── Listed records

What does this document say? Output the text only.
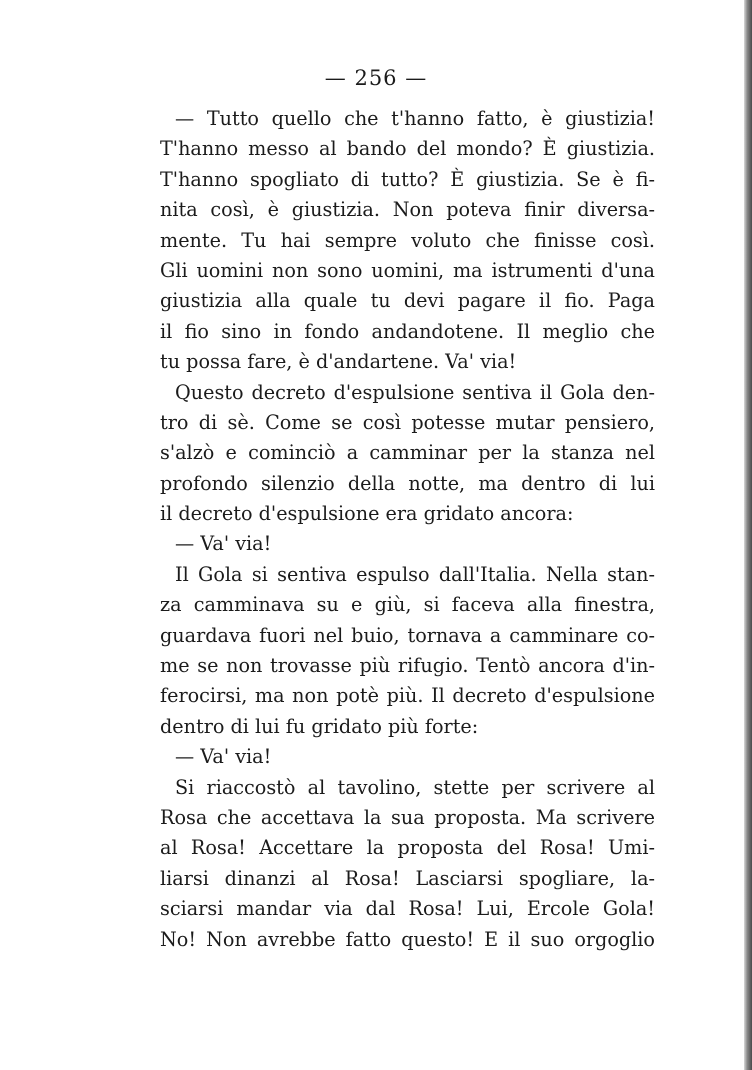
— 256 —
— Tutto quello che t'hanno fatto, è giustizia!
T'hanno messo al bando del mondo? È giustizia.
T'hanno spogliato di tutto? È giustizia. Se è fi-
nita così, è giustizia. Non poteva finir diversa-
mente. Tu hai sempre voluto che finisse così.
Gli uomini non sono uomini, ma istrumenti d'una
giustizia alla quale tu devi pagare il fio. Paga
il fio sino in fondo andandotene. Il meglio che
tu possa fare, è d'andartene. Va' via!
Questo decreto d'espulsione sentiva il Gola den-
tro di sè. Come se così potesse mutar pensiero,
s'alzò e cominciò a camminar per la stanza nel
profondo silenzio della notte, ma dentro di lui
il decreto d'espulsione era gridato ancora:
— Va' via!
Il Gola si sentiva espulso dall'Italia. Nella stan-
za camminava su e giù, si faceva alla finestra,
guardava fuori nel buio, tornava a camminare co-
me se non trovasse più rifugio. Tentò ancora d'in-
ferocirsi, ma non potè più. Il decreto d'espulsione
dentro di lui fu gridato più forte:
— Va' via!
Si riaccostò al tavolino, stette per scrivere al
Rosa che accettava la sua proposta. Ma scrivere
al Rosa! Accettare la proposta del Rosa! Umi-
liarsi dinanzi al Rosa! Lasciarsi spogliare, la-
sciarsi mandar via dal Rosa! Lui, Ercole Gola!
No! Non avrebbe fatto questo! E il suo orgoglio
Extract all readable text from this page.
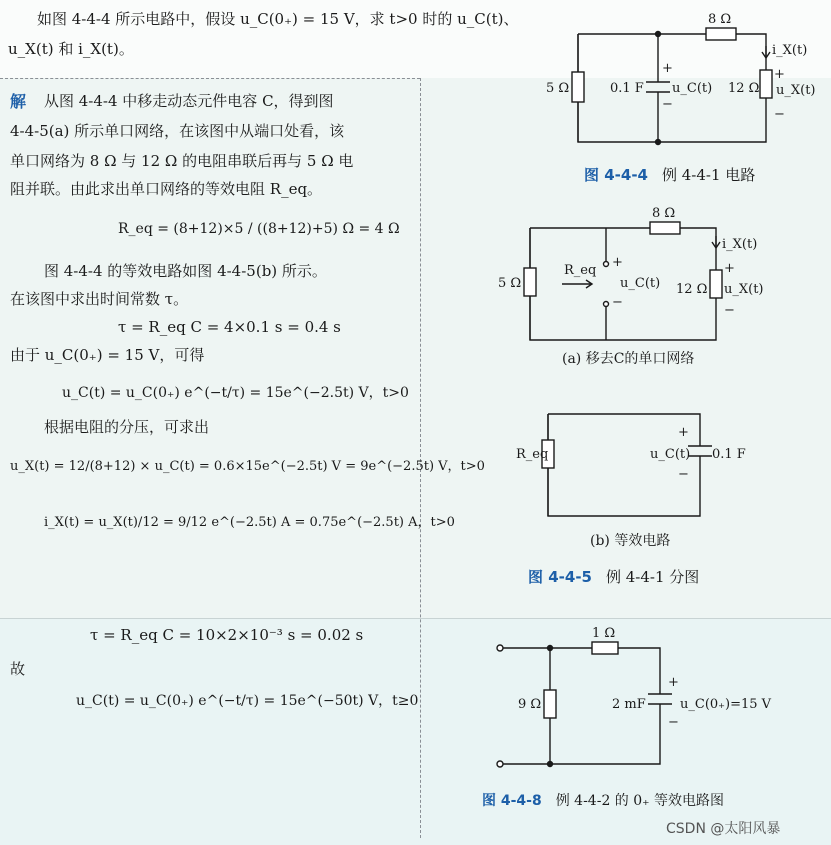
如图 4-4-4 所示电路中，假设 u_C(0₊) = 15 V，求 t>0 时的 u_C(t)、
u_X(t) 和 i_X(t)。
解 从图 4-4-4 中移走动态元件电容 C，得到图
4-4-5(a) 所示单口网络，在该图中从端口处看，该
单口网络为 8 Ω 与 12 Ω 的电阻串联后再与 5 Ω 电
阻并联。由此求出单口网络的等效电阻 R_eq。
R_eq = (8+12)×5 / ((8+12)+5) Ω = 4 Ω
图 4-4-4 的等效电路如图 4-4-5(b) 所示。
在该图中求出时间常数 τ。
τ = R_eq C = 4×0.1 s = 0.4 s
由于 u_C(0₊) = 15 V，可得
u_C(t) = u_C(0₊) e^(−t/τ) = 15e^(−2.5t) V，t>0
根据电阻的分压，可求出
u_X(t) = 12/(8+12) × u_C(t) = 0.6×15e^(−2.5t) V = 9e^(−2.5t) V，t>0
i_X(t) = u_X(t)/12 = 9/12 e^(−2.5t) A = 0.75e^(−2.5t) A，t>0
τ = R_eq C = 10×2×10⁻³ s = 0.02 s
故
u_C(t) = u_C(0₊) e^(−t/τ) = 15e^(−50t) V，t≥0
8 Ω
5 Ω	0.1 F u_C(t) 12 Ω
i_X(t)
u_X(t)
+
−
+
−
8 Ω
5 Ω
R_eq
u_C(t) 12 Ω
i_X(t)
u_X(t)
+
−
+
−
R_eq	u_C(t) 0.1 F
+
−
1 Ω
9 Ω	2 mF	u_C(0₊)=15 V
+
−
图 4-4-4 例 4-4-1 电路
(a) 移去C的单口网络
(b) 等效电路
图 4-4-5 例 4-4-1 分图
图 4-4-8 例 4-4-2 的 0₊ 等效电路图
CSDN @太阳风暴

────

> Instructions for the task
Retype all entries exactly as they appear, dropping the images.

> Complete response
What does this document say? Output the text only.
— 256 —
— Tutto quello che t'hanno fatto, è giustizia!
T'hanno messo al bando del mondo? È giustizia.
T'hanno spogliato di tutto? È giustizia. Se è fi-
nita così, è giustizia. Non poteva finir diversa-
mente. Tu hai sempre voluto che finisse così.
Gli uomini non sono uomini, ma istrumenti d'una
giustizia alla quale tu devi pagare il fio. Paga
il fio sino in fondo andandotene. Il meglio che
tu possa fare, è d'andartene. Va' via!
Questo decreto d'espulsione sentiva il Gola den-
tro di sè. Come se così potesse mutar pensiero,
s'alzò e cominciò a camminar per la stanza nel
profondo silenzio della notte, ma dentro di lui
il decreto d'espulsione era gridato ancora:
— Va' via!
Il Gola si sentiva espulso dall'Italia. Nella stan-
za camminava su e giù, si faceva alla finestra,
guardava fuori nel buio, tornava a camminare co-
me se non trovasse più rifugio. Tentò ancora d'in-
ferocirsi, ma non potè più. Il decreto d'espulsione
dentro di lui fu gridato più forte:
— Va' via!
Si riaccostò al tavolino, stette per scrivere al
Rosa che accettava la sua proposta. Ma scrivere
al Rosa! Accettare la proposta del Rosa! Umi-
liarsi dinanzi al Rosa! Lasciarsi spogliare, la-
sciarsi mandar via dal Rosa! Lui, Ercole Gola!
No! Non avrebbe fatto questo! E il suo orgoglio
Extract all readable text from this page.
如图 4-4-4 所示电路中，假设 u_C(0₊) = 15 V，求 t>0 时的 u_C(t)、
u_X(t) 和 i_X(t)。
解 从图 4-4-4 中移走动态元件电容 C，得到图
4-4-5(a) 所示单口网络，在该图中从端口处看，该
单口网络为 8 Ω 与 12 Ω 的电阻串联后再与 5 Ω 电
阻并联。由此求出单口网络的等效电阻 R_eq。
R_eq = (8+12)×5 / ((8+12)+5) Ω = 4 Ω
图 4-4-4 的等效电路如图 4-4-5(b) 所示。
在该图中求出时间常数 τ。
τ = R_eq C = 4×0.1 s = 0.4 s
由于 u_C(0₊) = 15 V，可得
u_C(t) = u_C(0₊) e^(−t/τ) = 15e^(−2.5t) V，t>0
根据电阻的分压，可求出
u_X(t) = 12/(8+12) × u_C(t) = 0.6×15e^(−2.5t) V = 9e^(−2.5t) V，t>0
i_X(t) = u_X(t)/12 = 9/12 e^(−2.5t) A = 0.75e^(−2.5t) A，t>0
τ = R_eq C = 10×2×10⁻³ s = 0.02 s
故
u_C(t) = u_C(0₊) e^(−t/τ) = 15e^(−50t) V，t≥0
8 Ω
5 Ω	0.1 F u_C(t) 12 Ω
i_X(t)
u_X(t)
+
−
+
−
8 Ω
5 Ω
R_eq
u_C(t) 12 Ω
i_X(t)
u_X(t)
+
−
+
−
R_eq	u_C(t) 0.1 F
+
−
1 Ω
9 Ω	2 mF	u_C(0₊)=15 V
+
−
图 4-4-4 例 4-4-1 电路
(a) 移去C的单口网络
(b) 等效电路
图 4-4-5 例 4-4-1 分图
图 4-4-8 例 4-4-2 的 0₊ 等效电路图
CSDN @太阳风暴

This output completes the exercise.